-- BEGIN --

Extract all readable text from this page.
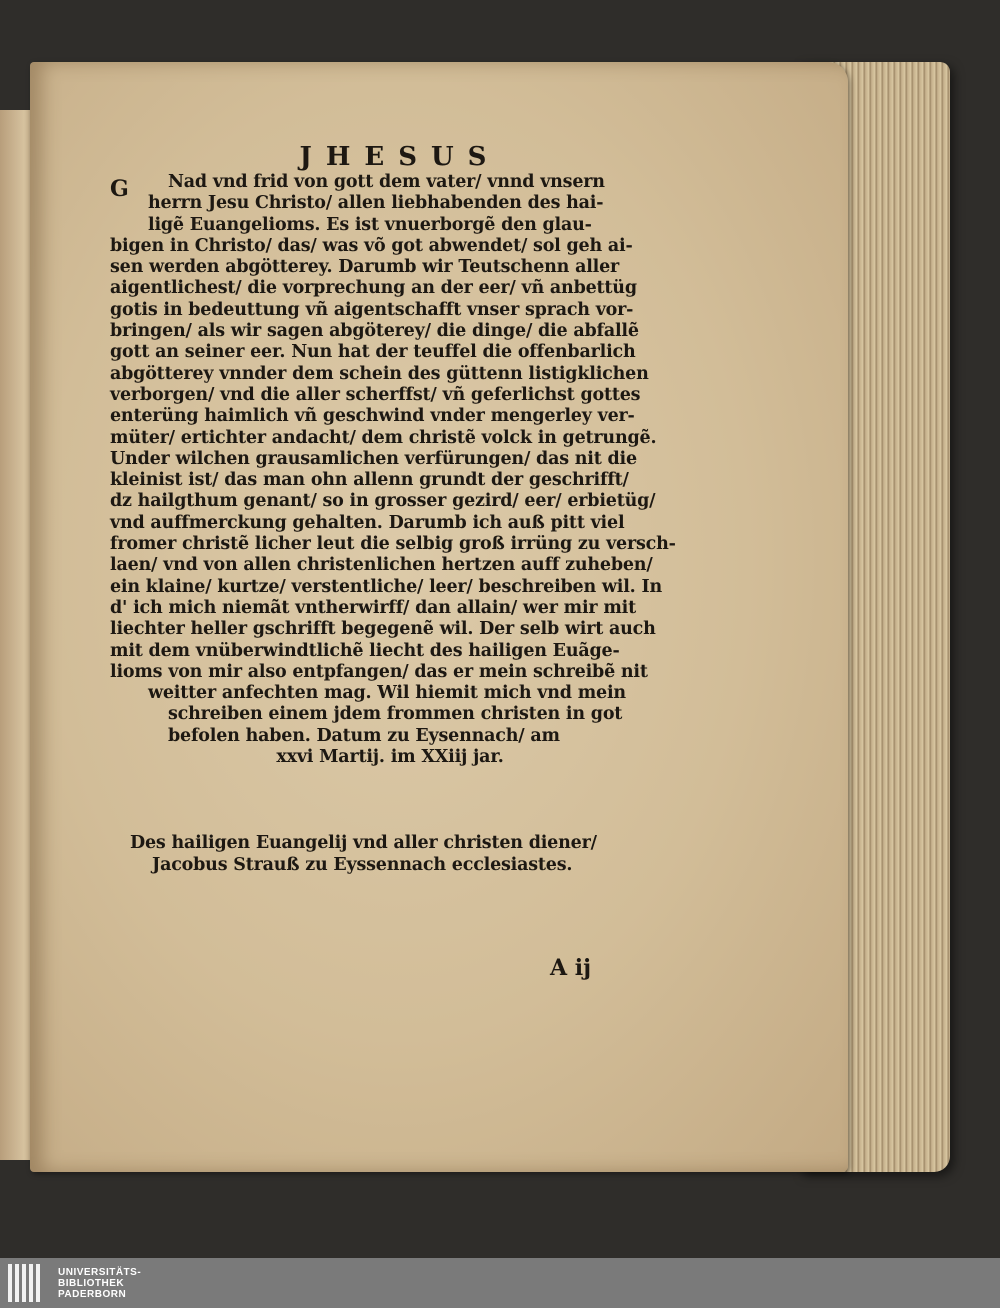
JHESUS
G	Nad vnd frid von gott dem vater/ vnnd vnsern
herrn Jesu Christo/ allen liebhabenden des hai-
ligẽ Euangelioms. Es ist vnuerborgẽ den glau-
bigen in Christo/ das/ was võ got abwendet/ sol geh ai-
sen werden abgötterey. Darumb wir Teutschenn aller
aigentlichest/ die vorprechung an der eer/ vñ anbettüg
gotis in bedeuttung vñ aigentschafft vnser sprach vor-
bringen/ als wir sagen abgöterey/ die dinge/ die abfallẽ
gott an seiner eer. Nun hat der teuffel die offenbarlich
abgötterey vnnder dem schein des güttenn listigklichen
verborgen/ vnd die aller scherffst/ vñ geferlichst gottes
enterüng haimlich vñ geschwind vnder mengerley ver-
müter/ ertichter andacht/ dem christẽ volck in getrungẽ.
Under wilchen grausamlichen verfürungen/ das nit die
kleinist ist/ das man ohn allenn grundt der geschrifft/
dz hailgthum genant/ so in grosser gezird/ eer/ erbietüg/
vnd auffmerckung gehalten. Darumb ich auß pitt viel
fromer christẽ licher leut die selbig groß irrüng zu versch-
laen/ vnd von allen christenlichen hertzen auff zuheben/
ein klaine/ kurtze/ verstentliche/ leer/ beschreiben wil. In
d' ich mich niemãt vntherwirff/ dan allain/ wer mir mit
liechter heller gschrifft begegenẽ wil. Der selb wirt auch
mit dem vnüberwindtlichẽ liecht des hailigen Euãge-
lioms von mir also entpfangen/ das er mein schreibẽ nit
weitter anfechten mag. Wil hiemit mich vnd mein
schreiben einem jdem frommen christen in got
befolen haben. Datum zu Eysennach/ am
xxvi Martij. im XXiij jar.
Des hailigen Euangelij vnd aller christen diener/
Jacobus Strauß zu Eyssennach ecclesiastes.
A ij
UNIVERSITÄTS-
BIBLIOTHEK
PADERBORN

-- END --

What you need to do — Locate all lines in the listing above with the word "hailigen" and copy them.

Result of the task —
mit dem vnüberwindtlichẽ liecht des hailigen Euãge-
Des hailigen Euangelij vnd aller christen diener/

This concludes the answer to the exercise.